Exercise goal: Using the listing below, report all lines holding the word "label".

▼▼▼

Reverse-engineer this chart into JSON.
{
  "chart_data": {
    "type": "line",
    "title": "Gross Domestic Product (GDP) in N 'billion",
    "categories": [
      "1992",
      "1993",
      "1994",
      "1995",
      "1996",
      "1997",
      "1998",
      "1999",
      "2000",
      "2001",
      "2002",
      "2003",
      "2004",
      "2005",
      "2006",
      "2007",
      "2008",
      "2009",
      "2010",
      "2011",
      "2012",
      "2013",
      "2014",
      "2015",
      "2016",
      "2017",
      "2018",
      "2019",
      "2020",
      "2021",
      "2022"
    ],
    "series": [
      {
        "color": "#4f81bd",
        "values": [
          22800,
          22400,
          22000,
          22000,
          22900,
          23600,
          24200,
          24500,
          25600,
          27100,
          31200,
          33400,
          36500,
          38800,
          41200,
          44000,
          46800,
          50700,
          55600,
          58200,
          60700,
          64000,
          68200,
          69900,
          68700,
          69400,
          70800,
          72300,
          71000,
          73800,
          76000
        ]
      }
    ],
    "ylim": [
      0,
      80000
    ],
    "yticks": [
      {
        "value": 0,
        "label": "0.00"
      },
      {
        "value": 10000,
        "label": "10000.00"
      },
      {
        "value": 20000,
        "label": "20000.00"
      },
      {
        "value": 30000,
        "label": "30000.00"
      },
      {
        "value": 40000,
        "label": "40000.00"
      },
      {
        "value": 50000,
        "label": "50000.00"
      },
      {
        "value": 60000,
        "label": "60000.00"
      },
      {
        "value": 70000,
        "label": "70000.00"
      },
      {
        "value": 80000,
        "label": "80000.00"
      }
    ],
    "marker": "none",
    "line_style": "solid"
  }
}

▲▲▲

Exercise answer:
        "label": "0.00"
        "label": "10000.00"
        "label": "20000.00"
        "label": "30000.00"
        "label": "40000.00"
        "label": "50000.00"
        "label": "60000.00"
        "label": "70000.00"
        "label": "80000.00"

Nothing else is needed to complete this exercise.